--- Task inputs ---
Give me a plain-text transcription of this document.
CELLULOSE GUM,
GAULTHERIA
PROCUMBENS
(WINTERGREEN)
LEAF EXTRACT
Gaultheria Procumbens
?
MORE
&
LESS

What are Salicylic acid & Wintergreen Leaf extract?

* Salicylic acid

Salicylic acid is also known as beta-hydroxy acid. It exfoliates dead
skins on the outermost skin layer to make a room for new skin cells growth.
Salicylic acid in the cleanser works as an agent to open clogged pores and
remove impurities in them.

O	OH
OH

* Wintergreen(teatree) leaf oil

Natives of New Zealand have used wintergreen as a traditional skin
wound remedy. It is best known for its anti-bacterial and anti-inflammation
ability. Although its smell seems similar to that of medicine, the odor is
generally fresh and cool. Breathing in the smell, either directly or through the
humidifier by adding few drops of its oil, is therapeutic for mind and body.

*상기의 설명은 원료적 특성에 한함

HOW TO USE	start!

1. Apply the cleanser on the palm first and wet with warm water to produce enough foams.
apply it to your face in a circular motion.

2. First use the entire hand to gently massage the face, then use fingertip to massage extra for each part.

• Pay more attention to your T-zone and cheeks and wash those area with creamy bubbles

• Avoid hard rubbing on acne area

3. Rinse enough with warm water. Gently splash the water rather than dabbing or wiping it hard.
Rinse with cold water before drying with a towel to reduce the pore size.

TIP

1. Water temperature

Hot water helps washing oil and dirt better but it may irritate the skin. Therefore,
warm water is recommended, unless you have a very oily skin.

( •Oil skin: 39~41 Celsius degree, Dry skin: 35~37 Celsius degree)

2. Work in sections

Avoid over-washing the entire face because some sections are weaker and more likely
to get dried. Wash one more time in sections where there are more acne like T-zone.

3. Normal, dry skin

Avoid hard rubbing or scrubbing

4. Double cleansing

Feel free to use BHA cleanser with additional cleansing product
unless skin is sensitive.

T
---
__Exercise requirements__:
Every record above is to be written out exactly.

__Answer for the task__:
Give me a plain-text transcription of this document.
CELLULOSE GUM,
GAULTHERIA
PROCUMBENS
(WINTERGREEN)
LEAF EXTRACT
Gaultheria Procumbens
?
MORE
&
LESS

What are Salicylic acid & Wintergreen Leaf extract?

* Salicylic acid

Salicylic acid is also known as beta-hydroxy acid. It exfoliates dead
skins on the outermost skin layer to make a room for new skin cells growth.
Salicylic acid in the cleanser works as an agent to open clogged pores and
remove impurities in them.

O	OH
OH

* Wintergreen(teatree) leaf oil

Natives of New Zealand have used wintergreen as a traditional skin
wound remedy. It is best known for its anti-bacterial and anti-inflammation
ability. Although its smell seems similar to that of medicine, the odor is
generally fresh and cool. Breathing in the smell, either directly or through the
humidifier by adding few drops of its oil, is therapeutic for mind and body.

*상기의 설명은 원료적 특성에 한함

HOW TO USE	start!

1. Apply the cleanser on the palm first and wet with warm water to produce enough foams.
apply it to your face in a circular motion.

2. First use the entire hand to gently massage the face, then use fingertip to massage extra for each part.

• Pay more attention to your T-zone and cheeks and wash those area with creamy bubbles

• Avoid hard rubbing on acne area

3. Rinse enough with warm water. Gently splash the water rather than dabbing or wiping it hard.
Rinse with cold water before drying with a towel to reduce the pore size.

TIP

1. Water temperature

Hot water helps washing oil and dirt better but it may irritate the skin. Therefore,
warm water is recommended, unless you have a very oily skin.

( •Oil skin: 39~41 Celsius degree, Dry skin: 35~37 Celsius degree)

2. Work in sections

Avoid over-washing the entire face because some sections are weaker and more likely
to get dried. Wash one more time in sections where there are more acne like T-zone.

3. Normal, dry skin

Avoid hard rubbing or scrubbing

4. Double cleansing

Feel free to use BHA cleanser with additional cleansing product
unless skin is sensitive.

T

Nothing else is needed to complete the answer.